# [TASK OBJECTIVE]
Pictures aside, copy every record word for word.

# [Component data from apps and pages]
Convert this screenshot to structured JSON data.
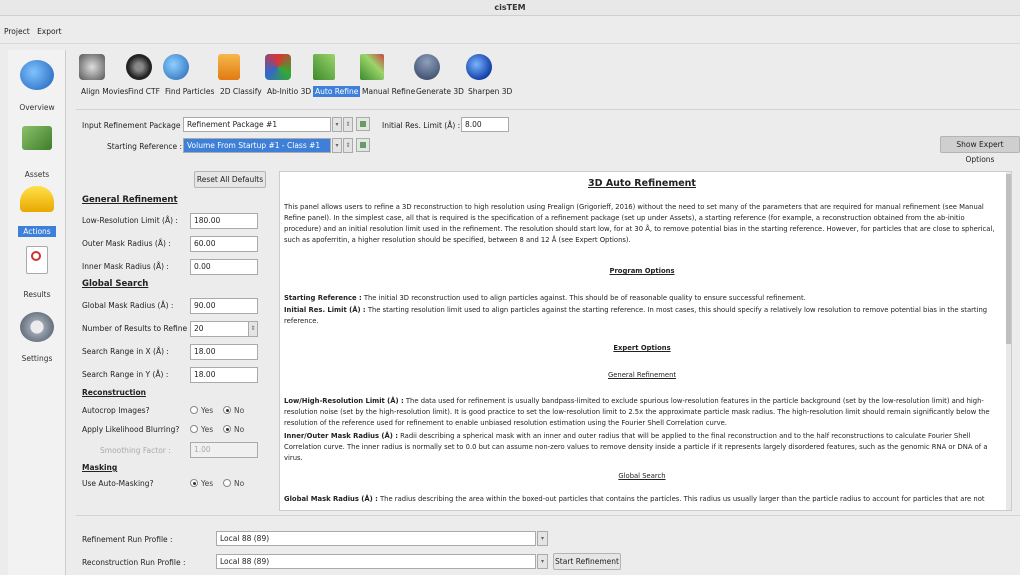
{
  "app": {
    "title": "cisTEM"
  },
  "menu": {
    "items": [
      "Project",
      "Export"
    ]
  },
  "sidebar": {
    "items": [
      {
        "label": "Overview",
        "icon": "globe-icon"
      },
      {
        "label": "Assets",
        "icon": "money-icon"
      },
      {
        "label": "Actions",
        "icon": "hardhat-icon",
        "selected": true
      },
      {
        "label": "Results",
        "icon": "checklist-icon"
      },
      {
        "label": "Settings",
        "icon": "gear-icon"
      }
    ]
  },
  "toolbar": {
    "items": [
      {
        "label": "Align Movies",
        "icon": "film-stack-icon"
      },
      {
        "label": "Find CTF",
        "icon": "lens-icon"
      },
      {
        "label": "Find Particles",
        "icon": "globe-icon"
      },
      {
        "label": "2D Classify",
        "icon": "hierarchy-icon"
      },
      {
        "label": "Ab-Initio 3D",
        "icon": "cube-icon"
      },
      {
        "label": "Auto Refine",
        "icon": "chart-icon",
        "active": true
      },
      {
        "label": "Manual Refine",
        "icon": "chart-tool-icon"
      },
      {
        "label": "Generate 3D",
        "icon": "reconstruct-icon"
      },
      {
        "label": "Sharpen 3D",
        "icon": "sphere-icon"
      }
    ]
  },
  "inputs": {
    "refinement_package_label": "Input Refinement Package :",
    "refinement_package_value": "Refinement Package #1",
    "starting_reference_label": "Starting Reference :",
    "starting_reference_value": "Volume From Startup #1 - Class #1",
    "initial_res_label": "Initial Res. Limit (Å) :",
    "initial_res_value": "8.00",
    "expert_button": "Show Expert Options"
  },
  "left_panel": {
    "reset_button": "Reset All Defaults",
    "general_title": "General Refinement",
    "low_res_label": "Low-Resolution Limit (Å) :",
    "low_res_value": "180.00",
    "outer_mask_label": "Outer Mask Radius (Å) :",
    "outer_mask_value": "60.00",
    "inner_mask_label": "Inner Mask Radius (Å) :",
    "inner_mask_value": "0.00",
    "global_title": "Global Search",
    "global_mask_label": "Global Mask Radius (Å) :",
    "global_mask_value": "90.00",
    "num_results_label": "Number of Results to Refine :",
    "num_results_value": "20",
    "range_x_label": "Search Range in X (Å) :",
    "range_x_value": "18.00",
    "range_y_label": "Search Range in Y (Å) :",
    "range_y_value": "18.00",
    "recon_title": "Reconstruction",
    "autocrop_label": "Autocrop Images?",
    "likelihood_label": "Apply Likelihood Blurring?",
    "smoothing_label": "Smoothing Factor :",
    "smoothing_value": "1.00",
    "masking_title": "Masking",
    "automask_label": "Use Auto-Masking?",
    "yes": "Yes",
    "no": "No"
  },
  "help": {
    "title": "3D Auto Refinement",
    "intro": "This panel allows users to refine a 3D reconstruction to high resolution using Frealign (Grigorieff, 2016) without the need to set many of the parameters that are required for manual refinement (see Manual Refine panel). In the simplest case, all that is required is the specification of a refinement package (set up under Assets), a starting reference (for example, a reconstruction obtained from the ab-initio procedure) and an initial resolution limit used in the refinement. The resolution should start low, for at 30 Å, to remove potential bias in the starting reference. However, for particles that are close to spherical, such as apoferritin, a higher resolution should be specified, between 8 and 12 Å (see Expert Options).",
    "program_options": "Program Options",
    "starting_ref_term": "Starting Reference :",
    "starting_ref_text": " The initial 3D reconstruction used to align particles against. This should be of reasonable quality to ensure successful refinement.",
    "initial_res_term": "Initial Res. Limit (Å) :",
    "initial_res_text": " The starting resolution limit used to align particles against the starting reference. In most cases, this should specify a relatively low resolution to remove potential bias in the starting reference.",
    "expert_options": "Expert Options",
    "general_refinement": "General Refinement",
    "lowhigh_term": "Low/High-Resolution Limit (Å) :",
    "lowhigh_text": " The data used for refinement is usually bandpass-limited to exclude spurious low-resolution features in the particle background (set by the low-resolution limit) and high-resolution noise (set by the high-resolution limit). It is good practice to set the low-resolution limit to 2.5x the approximate particle mask radius. The high-resolution limit should remain significantly below the resolution of the reference used for refinement to enable unbiased resolution estimation using the Fourier Shell Correlation curve.",
    "mask_term": "Inner/Outer Mask Radius (Å) :",
    "mask_text": " Radii describing a spherical mask with an inner and outer radius that will be applied to the final reconstruction and to the half reconstructions to calculate Fourier Shell Correlation curve. The inner radius is normally set to 0.0 but can assume non-zero values to remove density inside a particle if it represents largely disordered features, such as the genomic RNA or DNA of a virus.",
    "global_search": "Global Search",
    "global_term": "Global Mask Radius (Å) :",
    "global_text": " The radius describing the area within the boxed-out particles that contains the particles. This radius us usually larger than the particle radius to account for particles that are not"
  },
  "bottom": {
    "refinement_profile_label": "Refinement Run Profile :",
    "refinement_profile_value": "Local 88 (89)",
    "reconstruction_profile_label": "Reconstruction Run Profile :",
    "reconstruction_profile_value": "Local 88 (89)",
    "start_button": "Start Refinement"
  }
}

# [RESPONSE AREA]
Convert this screenshot to structured JSON data.
{
  "app": {
    "title": "cisTEM"
  },
  "menu": {
    "items": [
      "Project",
      "Export"
    ]
  },
  "sidebar": {
    "items": [
      {
        "label": "Overview",
        "icon": "globe-icon"
      },
      {
        "label": "Assets",
        "icon": "money-icon"
      },
      {
        "label": "Actions",
        "icon": "hardhat-icon",
        "selected": true
      },
      {
        "label": "Results",
        "icon": "checklist-icon"
      },
      {
        "label": "Settings",
        "icon": "gear-icon"
      }
    ]
  },
  "toolbar": {
    "items": [
      {
        "label": "Align Movies",
        "icon": "film-stack-icon"
      },
      {
        "label": "Find CTF",
        "icon": "lens-icon"
      },
      {
        "label": "Find Particles",
        "icon": "globe-icon"
      },
      {
        "label": "2D Classify",
        "icon": "hierarchy-icon"
      },
      {
        "label": "Ab-Initio 3D",
        "icon": "cube-icon"
      },
      {
        "label": "Auto Refine",
        "icon": "chart-icon",
        "active": true
      },
      {
        "label": "Manual Refine",
        "icon": "chart-tool-icon"
      },
      {
        "label": "Generate 3D",
        "icon": "reconstruct-icon"
      },
      {
        "label": "Sharpen 3D",
        "icon": "sphere-icon"
      }
    ]
  },
  "inputs": {
    "refinement_package_label": "Input Refinement Package :",
    "refinement_package_value": "Refinement Package #1",
    "starting_reference_label": "Starting Reference :",
    "starting_reference_value": "Volume From Startup #1 - Class #1",
    "initial_res_label": "Initial Res. Limit (Å) :",
    "initial_res_value": "8.00",
    "expert_button": "Show Expert Options"
  },
  "left_panel": {
    "reset_button": "Reset All Defaults",
    "general_title": "General Refinement",
    "low_res_label": "Low-Resolution Limit (Å) :",
    "low_res_value": "180.00",
    "outer_mask_label": "Outer Mask Radius (Å) :",
    "outer_mask_value": "60.00",
    "inner_mask_label": "Inner Mask Radius (Å) :",
    "inner_mask_value": "0.00",
    "global_title": "Global Search",
    "global_mask_label": "Global Mask Radius (Å) :",
    "global_mask_value": "90.00",
    "num_results_label": "Number of Results to Refine :",
    "num_results_value": "20",
    "range_x_label": "Search Range in X (Å) :",
    "range_x_value": "18.00",
    "range_y_label": "Search Range in Y (Å) :",
    "range_y_value": "18.00",
    "recon_title": "Reconstruction",
    "autocrop_label": "Autocrop Images?",
    "likelihood_label": "Apply Likelihood Blurring?",
    "smoothing_label": "Smoothing Factor :",
    "smoothing_value": "1.00",
    "masking_title": "Masking",
    "automask_label": "Use Auto-Masking?",
    "yes": "Yes",
    "no": "No"
  },
  "help": {
    "title": "3D Auto Refinement",
    "intro": "This panel allows users to refine a 3D reconstruction to high resolution using Frealign (Grigorieff, 2016) without the need to set many of the parameters that are required for manual refinement (see Manual Refine panel). In the simplest case, all that is required is the specification of a refinement package (set up under Assets), a starting reference (for example, a reconstruction obtained from the ab-initio procedure) and an initial resolution limit used in the refinement. The resolution should start low, for at 30 Å, to remove potential bias in the starting reference. However, for particles that are close to spherical, such as apoferritin, a higher resolution should be specified, between 8 and 12 Å (see Expert Options).",
    "program_options": "Program Options",
    "starting_ref_term": "Starting Reference :",
    "starting_ref_text": " The initial 3D reconstruction used to align particles against. This should be of reasonable quality to ensure successful refinement.",
    "initial_res_term": "Initial Res. Limit (Å) :",
    "initial_res_text": " The starting resolution limit used to align particles against the starting reference. In most cases, this should specify a relatively low resolution to remove potential bias in the starting reference.",
    "expert_options": "Expert Options",
    "general_refinement": "General Refinement",
    "lowhigh_term": "Low/High-Resolution Limit (Å) :",
    "lowhigh_text": " The data used for refinement is usually bandpass-limited to exclude spurious low-resolution features in the particle background (set by the low-resolution limit) and high-resolution noise (set by the high-resolution limit). It is good practice to set the low-resolution limit to 2.5x the approximate particle mask radius. The high-resolution limit should remain significantly below the resolution of the reference used for refinement to enable unbiased resolution estimation using the Fourier Shell Correlation curve.",
    "mask_term": "Inner/Outer Mask Radius (Å) :",
    "mask_text": " Radii describing a spherical mask with an inner and outer radius that will be applied to the final reconstruction and to the half reconstructions to calculate Fourier Shell Correlation curve. The inner radius is normally set to 0.0 but can assume non-zero values to remove density inside a particle if it represents largely disordered features, such as the genomic RNA or DNA of a virus.",
    "global_search": "Global Search",
    "global_term": "Global Mask Radius (Å) :",
    "global_text": " The radius describing the area within the boxed-out particles that contains the particles. This radius us usually larger than the particle radius to account for particles that are not"
  },
  "bottom": {
    "refinement_profile_label": "Refinement Run Profile :",
    "refinement_profile_value": "Local 88 (89)",
    "reconstruction_profile_label": "Reconstruction Run Profile :",
    "reconstruction_profile_value": "Local 88 (89)",
    "start_button": "Start Refinement"
  }
}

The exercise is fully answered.